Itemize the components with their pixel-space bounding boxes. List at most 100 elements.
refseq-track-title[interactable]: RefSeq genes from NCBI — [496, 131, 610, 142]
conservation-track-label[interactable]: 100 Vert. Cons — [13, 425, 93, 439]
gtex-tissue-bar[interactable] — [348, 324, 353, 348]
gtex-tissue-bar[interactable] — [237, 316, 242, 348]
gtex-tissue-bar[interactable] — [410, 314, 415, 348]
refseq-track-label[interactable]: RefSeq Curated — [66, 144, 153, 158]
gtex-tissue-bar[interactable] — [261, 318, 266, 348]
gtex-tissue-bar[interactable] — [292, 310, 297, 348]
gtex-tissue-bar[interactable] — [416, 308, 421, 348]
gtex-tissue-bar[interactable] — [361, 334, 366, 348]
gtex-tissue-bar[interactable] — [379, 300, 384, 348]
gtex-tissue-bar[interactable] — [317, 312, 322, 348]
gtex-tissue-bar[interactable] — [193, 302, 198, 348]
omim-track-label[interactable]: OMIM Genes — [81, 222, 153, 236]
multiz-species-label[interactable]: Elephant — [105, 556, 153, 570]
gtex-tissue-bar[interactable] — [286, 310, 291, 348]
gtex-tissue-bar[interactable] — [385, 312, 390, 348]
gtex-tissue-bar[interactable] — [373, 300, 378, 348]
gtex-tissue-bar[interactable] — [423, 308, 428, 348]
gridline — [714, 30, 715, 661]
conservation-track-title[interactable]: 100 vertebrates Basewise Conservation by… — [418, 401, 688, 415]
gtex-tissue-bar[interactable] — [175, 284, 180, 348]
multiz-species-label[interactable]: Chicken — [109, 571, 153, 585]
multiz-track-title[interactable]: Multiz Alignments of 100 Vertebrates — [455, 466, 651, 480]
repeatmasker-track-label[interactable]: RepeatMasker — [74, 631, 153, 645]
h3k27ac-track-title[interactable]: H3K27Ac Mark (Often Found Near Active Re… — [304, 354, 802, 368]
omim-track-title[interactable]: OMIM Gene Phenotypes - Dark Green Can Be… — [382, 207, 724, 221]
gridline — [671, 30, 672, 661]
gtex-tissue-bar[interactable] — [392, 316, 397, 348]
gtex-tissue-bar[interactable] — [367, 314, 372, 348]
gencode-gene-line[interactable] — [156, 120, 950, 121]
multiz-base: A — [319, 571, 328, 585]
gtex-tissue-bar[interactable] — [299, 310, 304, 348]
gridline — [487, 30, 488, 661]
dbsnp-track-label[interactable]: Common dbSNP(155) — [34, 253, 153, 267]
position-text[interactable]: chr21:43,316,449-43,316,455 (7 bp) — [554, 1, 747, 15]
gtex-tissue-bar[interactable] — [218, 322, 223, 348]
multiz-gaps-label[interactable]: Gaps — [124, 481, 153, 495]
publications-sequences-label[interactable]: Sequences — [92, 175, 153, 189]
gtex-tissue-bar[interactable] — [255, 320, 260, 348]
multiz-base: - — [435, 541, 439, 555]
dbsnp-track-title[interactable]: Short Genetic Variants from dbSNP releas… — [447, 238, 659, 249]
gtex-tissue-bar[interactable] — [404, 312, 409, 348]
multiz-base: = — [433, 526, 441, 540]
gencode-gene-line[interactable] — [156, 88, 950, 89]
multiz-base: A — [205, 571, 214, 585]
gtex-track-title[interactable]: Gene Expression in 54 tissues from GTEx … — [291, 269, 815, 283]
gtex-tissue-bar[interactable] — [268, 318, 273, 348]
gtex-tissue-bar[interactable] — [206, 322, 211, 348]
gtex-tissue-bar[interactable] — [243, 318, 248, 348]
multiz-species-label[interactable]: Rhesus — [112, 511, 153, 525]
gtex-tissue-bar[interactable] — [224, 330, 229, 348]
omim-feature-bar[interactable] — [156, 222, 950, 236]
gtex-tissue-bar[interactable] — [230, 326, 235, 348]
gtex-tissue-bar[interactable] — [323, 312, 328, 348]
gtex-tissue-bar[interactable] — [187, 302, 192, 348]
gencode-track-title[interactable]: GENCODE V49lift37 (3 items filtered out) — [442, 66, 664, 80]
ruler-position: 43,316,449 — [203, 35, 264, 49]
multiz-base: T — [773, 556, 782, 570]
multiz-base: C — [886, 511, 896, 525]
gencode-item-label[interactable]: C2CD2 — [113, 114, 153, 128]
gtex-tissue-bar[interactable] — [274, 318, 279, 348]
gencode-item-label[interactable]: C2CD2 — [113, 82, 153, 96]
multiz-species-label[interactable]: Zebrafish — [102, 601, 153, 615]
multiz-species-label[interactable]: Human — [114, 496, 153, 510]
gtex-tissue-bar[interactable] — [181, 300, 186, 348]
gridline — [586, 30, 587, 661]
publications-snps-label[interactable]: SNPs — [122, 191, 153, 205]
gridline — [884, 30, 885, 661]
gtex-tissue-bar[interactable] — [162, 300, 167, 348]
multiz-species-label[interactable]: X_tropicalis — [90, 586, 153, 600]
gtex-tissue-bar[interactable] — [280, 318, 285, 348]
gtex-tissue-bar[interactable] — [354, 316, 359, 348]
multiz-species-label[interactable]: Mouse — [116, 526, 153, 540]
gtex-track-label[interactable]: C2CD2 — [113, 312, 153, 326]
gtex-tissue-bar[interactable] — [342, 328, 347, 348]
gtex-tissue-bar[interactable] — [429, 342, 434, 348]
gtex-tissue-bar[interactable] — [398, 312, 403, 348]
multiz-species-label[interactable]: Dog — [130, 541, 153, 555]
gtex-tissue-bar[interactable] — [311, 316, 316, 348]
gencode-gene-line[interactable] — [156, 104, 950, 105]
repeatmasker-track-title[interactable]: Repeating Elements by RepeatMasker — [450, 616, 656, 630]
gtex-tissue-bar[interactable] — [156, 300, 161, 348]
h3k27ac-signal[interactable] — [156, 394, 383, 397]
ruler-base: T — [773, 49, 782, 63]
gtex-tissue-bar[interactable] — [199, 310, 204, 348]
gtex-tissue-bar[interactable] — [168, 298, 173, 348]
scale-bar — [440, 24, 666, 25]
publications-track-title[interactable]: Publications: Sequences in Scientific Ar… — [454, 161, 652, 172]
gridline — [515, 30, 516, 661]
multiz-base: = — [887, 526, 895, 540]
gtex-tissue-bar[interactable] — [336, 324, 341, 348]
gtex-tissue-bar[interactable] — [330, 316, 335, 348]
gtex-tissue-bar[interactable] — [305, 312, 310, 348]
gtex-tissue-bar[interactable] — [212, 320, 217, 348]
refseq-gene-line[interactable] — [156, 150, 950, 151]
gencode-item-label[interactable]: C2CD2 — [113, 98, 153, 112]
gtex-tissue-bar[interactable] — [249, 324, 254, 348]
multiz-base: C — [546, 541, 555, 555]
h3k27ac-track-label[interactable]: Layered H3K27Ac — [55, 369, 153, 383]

☆ ☆ ☆

Copy the data above in full, exactly as it reads.

Itemize the components with their pixel-space bounding boxes. List at most 100 elements.
refseq-track-title[interactable]: RefSeq genes from NCBI — [496, 131, 610, 142]
conservation-track-label[interactable]: 100 Vert. Cons — [13, 425, 93, 439]
gtex-tissue-bar[interactable] — [348, 324, 353, 348]
gtex-tissue-bar[interactable] — [237, 316, 242, 348]
gtex-tissue-bar[interactable] — [410, 314, 415, 348]
refseq-track-label[interactable]: RefSeq Curated — [66, 144, 153, 158]
gtex-tissue-bar[interactable] — [261, 318, 266, 348]
gtex-tissue-bar[interactable] — [292, 310, 297, 348]
gtex-tissue-bar[interactable] — [416, 308, 421, 348]
gtex-tissue-bar[interactable] — [361, 334, 366, 348]
gtex-tissue-bar[interactable] — [379, 300, 384, 348]
gtex-tissue-bar[interactable] — [317, 312, 322, 348]
gtex-tissue-bar[interactable] — [193, 302, 198, 348]
omim-track-label[interactable]: OMIM Genes — [81, 222, 153, 236]
multiz-species-label[interactable]: Elephant — [105, 556, 153, 570]
gtex-tissue-bar[interactable] — [286, 310, 291, 348]
gtex-tissue-bar[interactable] — [385, 312, 390, 348]
gtex-tissue-bar[interactable] — [373, 300, 378, 348]
gtex-tissue-bar[interactable] — [423, 308, 428, 348]
gridline — [714, 30, 715, 661]
conservation-track-title[interactable]: 100 vertebrates Basewise Conservation by… — [418, 401, 688, 415]
gtex-tissue-bar[interactable] — [175, 284, 180, 348]
multiz-species-label[interactable]: Chicken — [109, 571, 153, 585]
multiz-track-title[interactable]: Multiz Alignments of 100 Vertebrates — [455, 466, 651, 480]
repeatmasker-track-label[interactable]: RepeatMasker — [74, 631, 153, 645]
h3k27ac-track-title[interactable]: H3K27Ac Mark (Often Found Near Active Re… — [304, 354, 802, 368]
omim-track-title[interactable]: OMIM Gene Phenotypes - Dark Green Can Be… — [382, 207, 724, 221]
gridline — [671, 30, 672, 661]
gtex-tissue-bar[interactable] — [392, 316, 397, 348]
gtex-tissue-bar[interactable] — [367, 314, 372, 348]
gencode-gene-line[interactable] — [156, 120, 950, 121]
multiz-base: A — [319, 571, 328, 585]
gtex-tissue-bar[interactable] — [299, 310, 304, 348]
gridline — [487, 30, 488, 661]
dbsnp-track-label[interactable]: Common dbSNP(155) — [34, 253, 153, 267]
position-text[interactable]: chr21:43,316,449-43,316,455 (7 bp) — [554, 1, 747, 15]
gtex-tissue-bar[interactable] — [218, 322, 223, 348]
multiz-gaps-label[interactable]: Gaps — [124, 481, 153, 495]
publications-sequences-label[interactable]: Sequences — [92, 175, 153, 189]
gtex-tissue-bar[interactable] — [255, 320, 260, 348]
multiz-base: - — [435, 541, 439, 555]
dbsnp-track-title[interactable]: Short Genetic Variants from dbSNP releas… — [447, 238, 659, 249]
gtex-tissue-bar[interactable] — [404, 312, 409, 348]
multiz-base: = — [433, 526, 441, 540]
gencode-gene-line[interactable] — [156, 88, 950, 89]
multiz-base: A — [205, 571, 214, 585]
gtex-track-title[interactable]: Gene Expression in 54 tissues from GTEx … — [291, 269, 815, 283]
gtex-tissue-bar[interactable] — [268, 318, 273, 348]
gtex-tissue-bar[interactable] — [206, 322, 211, 348]
gtex-tissue-bar[interactable] — [243, 318, 248, 348]
multiz-species-label[interactable]: Rhesus — [112, 511, 153, 525]
gtex-tissue-bar[interactable] — [224, 330, 229, 348]
omim-feature-bar[interactable] — [156, 222, 950, 236]
gtex-tissue-bar[interactable] — [230, 326, 235, 348]
gtex-tissue-bar[interactable] — [323, 312, 328, 348]
gtex-tissue-bar[interactable] — [187, 302, 192, 348]
gencode-track-title[interactable]: GENCODE V49lift37 (3 items filtered out) — [442, 66, 664, 80]
ruler-position: 43,316,449 — [203, 35, 264, 49]
multiz-base: T — [773, 556, 782, 570]
multiz-base: C — [886, 511, 896, 525]
gencode-item-label[interactable]: C2CD2 — [113, 114, 153, 128]
gtex-tissue-bar[interactable] — [274, 318, 279, 348]
gencode-item-label[interactable]: C2CD2 — [113, 82, 153, 96]
multiz-species-label[interactable]: Zebrafish — [102, 601, 153, 615]
multiz-species-label[interactable]: Human — [114, 496, 153, 510]
gtex-tissue-bar[interactable] — [181, 300, 186, 348]
gridline — [586, 30, 587, 661]
publications-snps-label[interactable]: SNPs — [122, 191, 153, 205]
gridline — [884, 30, 885, 661]
gtex-tissue-bar[interactable] — [162, 300, 167, 348]
multiz-species-label[interactable]: X_tropicalis — [90, 586, 153, 600]
gtex-tissue-bar[interactable] — [280, 318, 285, 348]
gtex-tissue-bar[interactable] — [354, 316, 359, 348]
multiz-species-label[interactable]: Mouse — [116, 526, 153, 540]
gtex-track-label[interactable]: C2CD2 — [113, 312, 153, 326]
gtex-tissue-bar[interactable] — [342, 328, 347, 348]
gtex-tissue-bar[interactable] — [429, 342, 434, 348]
gtex-tissue-bar[interactable] — [398, 312, 403, 348]
multiz-species-label[interactable]: Dog — [130, 541, 153, 555]
gtex-tissue-bar[interactable] — [311, 316, 316, 348]
gencode-gene-line[interactable] — [156, 104, 950, 105]
repeatmasker-track-title[interactable]: Repeating Elements by RepeatMasker — [450, 616, 656, 630]
gtex-tissue-bar[interactable] — [156, 300, 161, 348]
h3k27ac-signal[interactable] — [156, 394, 383, 397]
ruler-base: T — [773, 49, 782, 63]
gtex-tissue-bar[interactable] — [199, 310, 204, 348]
gtex-tissue-bar[interactable] — [168, 298, 173, 348]
scale-bar — [440, 24, 666, 25]
publications-track-title[interactable]: Publications: Sequences in Scientific Ar… — [454, 161, 652, 172]
gridline — [515, 30, 516, 661]
multiz-base: = — [887, 526, 895, 540]
gtex-tissue-bar[interactable] — [336, 324, 341, 348]
gtex-tissue-bar[interactable] — [330, 316, 335, 348]
gtex-tissue-bar[interactable] — [305, 312, 310, 348]
gtex-tissue-bar[interactable] — [212, 320, 217, 348]
refseq-gene-line[interactable] — [156, 150, 950, 151]
gencode-item-label[interactable]: C2CD2 — [113, 98, 153, 112]
gtex-tissue-bar[interactable] — [249, 324, 254, 348]
multiz-base: C — [546, 541, 555, 555]
h3k27ac-track-label[interactable]: Layered H3K27Ac — [55, 369, 153, 383]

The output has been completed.